● **WHAT IS REQUIRED**: Present each line of the entries below that holds the word "الصلاة".

● **ENTRIES**:
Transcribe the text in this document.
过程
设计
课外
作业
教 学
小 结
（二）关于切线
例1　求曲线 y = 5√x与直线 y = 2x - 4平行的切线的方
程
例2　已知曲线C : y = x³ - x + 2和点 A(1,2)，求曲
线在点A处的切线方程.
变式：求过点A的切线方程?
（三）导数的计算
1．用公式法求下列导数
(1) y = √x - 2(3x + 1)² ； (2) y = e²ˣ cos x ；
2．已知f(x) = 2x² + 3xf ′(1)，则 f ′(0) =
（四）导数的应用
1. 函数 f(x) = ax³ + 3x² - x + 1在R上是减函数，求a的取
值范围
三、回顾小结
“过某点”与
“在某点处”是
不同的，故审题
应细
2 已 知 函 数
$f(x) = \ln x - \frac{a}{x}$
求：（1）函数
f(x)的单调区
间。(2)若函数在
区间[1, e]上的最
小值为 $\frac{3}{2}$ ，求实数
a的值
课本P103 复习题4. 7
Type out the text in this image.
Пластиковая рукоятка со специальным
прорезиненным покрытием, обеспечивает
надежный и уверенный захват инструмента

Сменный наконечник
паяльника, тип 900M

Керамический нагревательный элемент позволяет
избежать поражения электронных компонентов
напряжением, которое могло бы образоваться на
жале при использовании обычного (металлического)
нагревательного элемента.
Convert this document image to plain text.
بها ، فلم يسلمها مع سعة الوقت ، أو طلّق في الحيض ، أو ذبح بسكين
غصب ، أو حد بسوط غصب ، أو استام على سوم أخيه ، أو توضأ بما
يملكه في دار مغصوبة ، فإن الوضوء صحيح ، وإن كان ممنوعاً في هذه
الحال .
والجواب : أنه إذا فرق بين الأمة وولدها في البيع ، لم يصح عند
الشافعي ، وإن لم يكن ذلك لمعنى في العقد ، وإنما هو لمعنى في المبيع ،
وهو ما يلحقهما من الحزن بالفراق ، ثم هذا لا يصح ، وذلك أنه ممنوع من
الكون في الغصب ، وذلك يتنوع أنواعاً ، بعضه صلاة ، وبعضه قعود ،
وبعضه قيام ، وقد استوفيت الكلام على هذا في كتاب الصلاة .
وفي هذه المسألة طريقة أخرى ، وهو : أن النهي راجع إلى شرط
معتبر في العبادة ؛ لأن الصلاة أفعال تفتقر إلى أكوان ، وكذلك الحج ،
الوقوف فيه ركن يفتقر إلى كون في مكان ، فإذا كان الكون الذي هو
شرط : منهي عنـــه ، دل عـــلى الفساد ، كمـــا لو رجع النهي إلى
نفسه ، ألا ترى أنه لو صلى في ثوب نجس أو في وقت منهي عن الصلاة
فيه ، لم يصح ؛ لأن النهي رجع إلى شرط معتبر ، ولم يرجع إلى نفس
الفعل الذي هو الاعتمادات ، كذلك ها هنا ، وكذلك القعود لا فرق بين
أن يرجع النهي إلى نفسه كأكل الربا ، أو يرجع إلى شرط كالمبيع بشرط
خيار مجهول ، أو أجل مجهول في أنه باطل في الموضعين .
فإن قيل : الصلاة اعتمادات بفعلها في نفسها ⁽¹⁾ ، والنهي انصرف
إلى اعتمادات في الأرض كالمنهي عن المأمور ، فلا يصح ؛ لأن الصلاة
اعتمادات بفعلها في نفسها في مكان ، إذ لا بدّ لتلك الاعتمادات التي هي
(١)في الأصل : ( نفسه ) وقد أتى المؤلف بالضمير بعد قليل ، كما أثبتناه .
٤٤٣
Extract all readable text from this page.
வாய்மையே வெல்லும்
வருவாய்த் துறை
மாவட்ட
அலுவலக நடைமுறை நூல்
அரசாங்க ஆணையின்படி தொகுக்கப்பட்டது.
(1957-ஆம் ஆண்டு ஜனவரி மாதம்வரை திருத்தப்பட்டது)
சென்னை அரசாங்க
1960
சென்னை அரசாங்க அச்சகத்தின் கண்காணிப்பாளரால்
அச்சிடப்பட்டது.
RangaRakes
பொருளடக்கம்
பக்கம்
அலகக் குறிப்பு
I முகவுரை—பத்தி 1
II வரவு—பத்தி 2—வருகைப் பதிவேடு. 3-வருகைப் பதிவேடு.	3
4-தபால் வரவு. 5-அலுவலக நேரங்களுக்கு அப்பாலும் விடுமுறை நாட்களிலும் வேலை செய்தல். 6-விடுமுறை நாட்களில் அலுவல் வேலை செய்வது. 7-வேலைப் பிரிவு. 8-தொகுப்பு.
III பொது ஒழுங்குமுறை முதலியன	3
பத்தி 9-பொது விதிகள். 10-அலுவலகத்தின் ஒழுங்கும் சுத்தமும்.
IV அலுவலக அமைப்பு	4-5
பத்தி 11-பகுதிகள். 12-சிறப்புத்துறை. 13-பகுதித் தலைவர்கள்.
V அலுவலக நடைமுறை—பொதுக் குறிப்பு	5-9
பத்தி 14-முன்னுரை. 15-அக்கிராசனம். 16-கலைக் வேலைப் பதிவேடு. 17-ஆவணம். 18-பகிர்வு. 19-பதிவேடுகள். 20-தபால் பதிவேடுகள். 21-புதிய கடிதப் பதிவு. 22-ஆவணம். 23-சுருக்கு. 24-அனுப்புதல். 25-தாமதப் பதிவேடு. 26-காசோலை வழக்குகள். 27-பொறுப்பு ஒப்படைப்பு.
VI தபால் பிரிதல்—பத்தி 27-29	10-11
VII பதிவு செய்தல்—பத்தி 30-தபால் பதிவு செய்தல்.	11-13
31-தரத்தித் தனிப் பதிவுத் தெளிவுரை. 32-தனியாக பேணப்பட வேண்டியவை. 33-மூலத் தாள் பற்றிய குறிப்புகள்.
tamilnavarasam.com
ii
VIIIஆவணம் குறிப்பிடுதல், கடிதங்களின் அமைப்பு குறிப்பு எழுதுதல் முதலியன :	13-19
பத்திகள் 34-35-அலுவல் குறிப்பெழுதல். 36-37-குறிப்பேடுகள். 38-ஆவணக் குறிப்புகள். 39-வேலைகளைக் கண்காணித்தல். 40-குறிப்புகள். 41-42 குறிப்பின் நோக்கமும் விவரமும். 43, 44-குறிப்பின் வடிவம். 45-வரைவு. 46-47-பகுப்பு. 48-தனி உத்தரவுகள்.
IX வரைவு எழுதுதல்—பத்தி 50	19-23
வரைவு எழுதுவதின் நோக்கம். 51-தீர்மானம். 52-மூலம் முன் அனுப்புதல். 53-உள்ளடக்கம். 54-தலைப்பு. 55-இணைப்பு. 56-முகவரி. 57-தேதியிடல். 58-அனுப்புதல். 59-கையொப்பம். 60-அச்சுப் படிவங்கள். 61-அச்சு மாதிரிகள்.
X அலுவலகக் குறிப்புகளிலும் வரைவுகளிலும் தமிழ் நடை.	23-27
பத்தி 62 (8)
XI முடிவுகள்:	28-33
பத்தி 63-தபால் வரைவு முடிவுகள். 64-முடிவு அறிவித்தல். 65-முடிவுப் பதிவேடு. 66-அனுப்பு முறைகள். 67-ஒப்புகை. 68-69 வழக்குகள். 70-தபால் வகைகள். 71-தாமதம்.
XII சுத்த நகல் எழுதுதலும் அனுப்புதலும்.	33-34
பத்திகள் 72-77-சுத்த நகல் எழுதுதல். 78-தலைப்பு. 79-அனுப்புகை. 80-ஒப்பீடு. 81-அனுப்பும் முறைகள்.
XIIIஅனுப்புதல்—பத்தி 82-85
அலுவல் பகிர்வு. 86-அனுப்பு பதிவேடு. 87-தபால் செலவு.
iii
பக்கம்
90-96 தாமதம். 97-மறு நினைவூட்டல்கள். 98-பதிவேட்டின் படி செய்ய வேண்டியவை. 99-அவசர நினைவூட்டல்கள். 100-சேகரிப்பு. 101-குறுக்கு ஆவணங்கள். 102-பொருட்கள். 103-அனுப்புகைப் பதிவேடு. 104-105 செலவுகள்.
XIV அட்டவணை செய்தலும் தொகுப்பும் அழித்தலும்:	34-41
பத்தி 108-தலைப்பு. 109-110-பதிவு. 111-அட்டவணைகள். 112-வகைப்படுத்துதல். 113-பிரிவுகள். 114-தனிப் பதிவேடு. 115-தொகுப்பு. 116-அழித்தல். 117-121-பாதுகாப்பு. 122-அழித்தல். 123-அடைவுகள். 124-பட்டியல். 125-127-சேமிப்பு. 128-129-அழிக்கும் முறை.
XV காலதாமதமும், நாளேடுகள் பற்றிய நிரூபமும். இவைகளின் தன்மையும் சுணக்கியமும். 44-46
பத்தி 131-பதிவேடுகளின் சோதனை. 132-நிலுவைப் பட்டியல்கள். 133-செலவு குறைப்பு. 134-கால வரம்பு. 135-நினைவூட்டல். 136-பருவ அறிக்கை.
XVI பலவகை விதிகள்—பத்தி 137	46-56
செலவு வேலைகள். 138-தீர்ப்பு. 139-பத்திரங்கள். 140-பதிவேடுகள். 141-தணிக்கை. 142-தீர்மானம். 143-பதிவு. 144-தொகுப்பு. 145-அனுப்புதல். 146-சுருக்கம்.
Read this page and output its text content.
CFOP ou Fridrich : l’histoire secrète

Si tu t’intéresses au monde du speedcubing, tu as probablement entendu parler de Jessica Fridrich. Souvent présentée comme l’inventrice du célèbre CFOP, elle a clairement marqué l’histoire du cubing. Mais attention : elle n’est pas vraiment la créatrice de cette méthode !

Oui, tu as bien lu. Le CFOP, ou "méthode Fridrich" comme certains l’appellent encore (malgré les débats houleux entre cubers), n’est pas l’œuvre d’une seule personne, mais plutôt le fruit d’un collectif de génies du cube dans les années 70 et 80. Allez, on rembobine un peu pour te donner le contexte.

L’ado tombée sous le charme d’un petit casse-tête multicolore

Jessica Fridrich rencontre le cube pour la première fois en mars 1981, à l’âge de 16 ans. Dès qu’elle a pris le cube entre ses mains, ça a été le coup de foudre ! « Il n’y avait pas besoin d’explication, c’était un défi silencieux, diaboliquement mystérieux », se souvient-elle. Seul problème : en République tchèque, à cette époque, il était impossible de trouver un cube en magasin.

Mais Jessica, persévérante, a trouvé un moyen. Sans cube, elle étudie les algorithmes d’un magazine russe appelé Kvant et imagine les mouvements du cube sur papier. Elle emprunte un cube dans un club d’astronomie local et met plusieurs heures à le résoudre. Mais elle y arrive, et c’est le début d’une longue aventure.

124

● **SOLUTION BELOW**:
وبعضه قيام ، وقد استوفيت الكلام على هذا في كتاب الصلاة .
معتبر في العبادة ؛ لأن الصلاة أفعال تفتقر إلى أكوان ، وكذلك الحج ،
نفسه ، ألا ترى أنه لو صلى في ثوب نجس أو في وقت منهي عن الصلاة
فإن قيل : الصلاة اعتمادات بفعلها في نفسها ⁽¹⁾ ، والنهي انصرف
إلى اعتمادات في الأرض كالمنهي عن المأمور ، فلا يصح ؛ لأن الصلاة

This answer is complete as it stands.